What the exercise asks ▸ All the records that follow need to be reproduced exactly. Omit the images.

◇ ◇ ◇ ◇ ◇ ◇ ◇

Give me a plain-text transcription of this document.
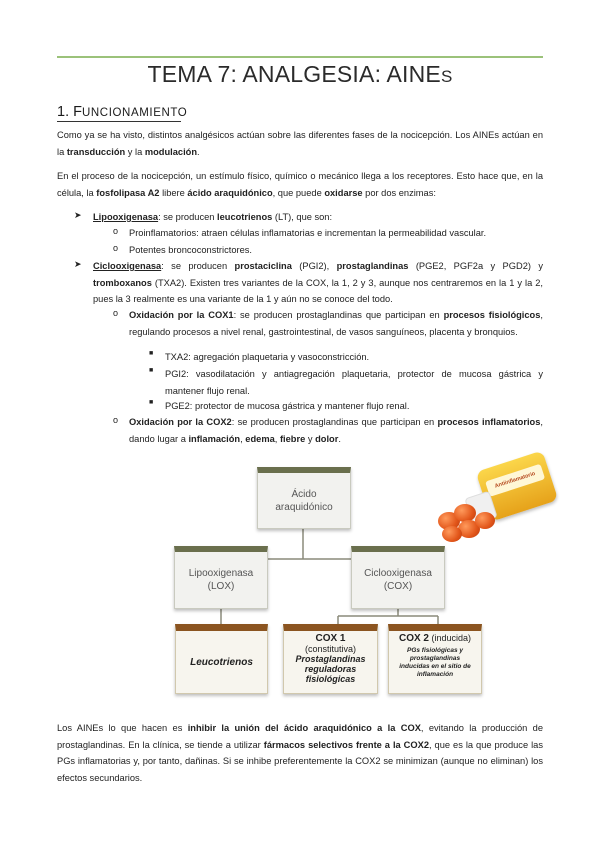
TEMA 7: ANALGESIA: AINES
1. FUNCIONAMIENTO
Como ya se ha visto, distintos analgésicos actúan sobre las diferentes fases de la nocicepción. Los AINEs actúan en la transducción y la modulación.
En el proceso de la nocicepción, un estímulo físico, químico o mecánico llega a los receptores. Esto hace que, en la célula, la fosfolipasa A2 libere ácido araquidónico, que puede oxidarse por dos enzimas:
➤ Lipooxigenasa: se producen leucotrienos (LT), que son:
o Proinflamatorios: atraen células inflamatorias e incrementan la permeabilidad vascular.
o Potentes broncoconstrictores.
➤ Ciclooxigenasa: se producen prostaciclina (PGI2), prostaglandinas (PGE2, PGF2a y PGD2) y tromboxanos (TXA2). Existen tres variantes de la COX, la 1, 2 y 3, aunque nos centraremos en la 1 y la 2, pues la 3 realmente es una variante de la 1 y aún no se conoce del todo.
o Oxidación por la COX1: se producen prostaglandinas que participan en procesos fisiológicos, regulando procesos a nivel renal, gastrointestinal, de vasos sanguíneos, placenta y bronquios.
■ TXA2: agregación plaquetaria y vasoconstricción.
■ PGI2: vasodilatación y antiagregación plaquetaria, protector de mucosa gástrica y mantener flujo renal.
■ PGE2: protector de mucosa gástrica y mantener flujo renal.
o Oxidación por la COX2: se producen prostaglandinas que participan en procesos inflamatorios, dando lugar a inflamación, edema, fiebre y dolor.
Ácido
araquidónico
Lipooxigenasa
(LOX)
Ciclooxigenasa
(COX)
Leucotrienos
COX 1
(constitutiva)
Prostaglandinas reguladoras fisiológicas
COX 2 (inducida)
PGs fisiológicas y prostaglandinas inducidas en el sitio de inflamación
Antiinflamatorio
Los AINEs lo que hacen es inhibir la unión del ácido araquidónico a la COX, evitando la producción de prostaglandinas. En la clínica, se tiende a utilizar fármacos selectivos frente a la COX2, que es la que produce las PGs inflamatorias y, por tanto, dañinas. Si se inhibe preferentemente la COX2 se minimizan (aunque no eliminan) los efectos secundarios.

◇ ◇ ◇ ◇ ◇ ◇ ◇

Output of the exercise ▸
Give me a plain-text transcription of this document.
TEMA 7: ANALGESIA: AINES
1. FUNCIONAMIENTO
Como ya se ha visto, distintos analgésicos actúan sobre las diferentes fases de la nocicepción. Los AINEs actúan en la transducción y la modulación.
En el proceso de la nocicepción, un estímulo físico, químico o mecánico llega a los receptores. Esto hace que, en la célula, la fosfolipasa A2 libere ácido araquidónico, que puede oxidarse por dos enzimas:
➤ Lipooxigenasa: se producen leucotrienos (LT), que son:
o Proinflamatorios: atraen células inflamatorias e incrementan la permeabilidad vascular.
o Potentes broncoconstrictores.
➤ Ciclooxigenasa: se producen prostaciclina (PGI2), prostaglandinas (PGE2, PGF2a y PGD2) y tromboxanos (TXA2). Existen tres variantes de la COX, la 1, 2 y 3, aunque nos centraremos en la 1 y la 2, pues la 3 realmente es una variante de la 1 y aún no se conoce del todo.
o Oxidación por la COX1: se producen prostaglandinas que participan en procesos fisiológicos, regulando procesos a nivel renal, gastrointestinal, de vasos sanguíneos, placenta y bronquios.
■ TXA2: agregación plaquetaria y vasoconstricción.
■ PGI2: vasodilatación y antiagregación plaquetaria, protector de mucosa gástrica y mantener flujo renal.
■ PGE2: protector de mucosa gástrica y mantener flujo renal.
o Oxidación por la COX2: se producen prostaglandinas que participan en procesos inflamatorios, dando lugar a inflamación, edema, fiebre y dolor.
Ácido
araquidónico
Lipooxigenasa
(LOX)
Ciclooxigenasa
(COX)
Leucotrienos
COX 1
(constitutiva)
Prostaglandinas reguladoras fisiológicas
COX 2 (inducida)
PGs fisiológicas y prostaglandinas inducidas en el sitio de inflamación
Antiinflamatorio
Los AINEs lo que hacen es inhibir la unión del ácido araquidónico a la COX, evitando la producción de prostaglandinas. En la clínica, se tiende a utilizar fármacos selectivos frente a la COX2, que es la que produce las PGs inflamatorias y, por tanto, dañinas. Si se inhibe preferentemente la COX2 se minimizan (aunque no eliminan) los efectos secundarios.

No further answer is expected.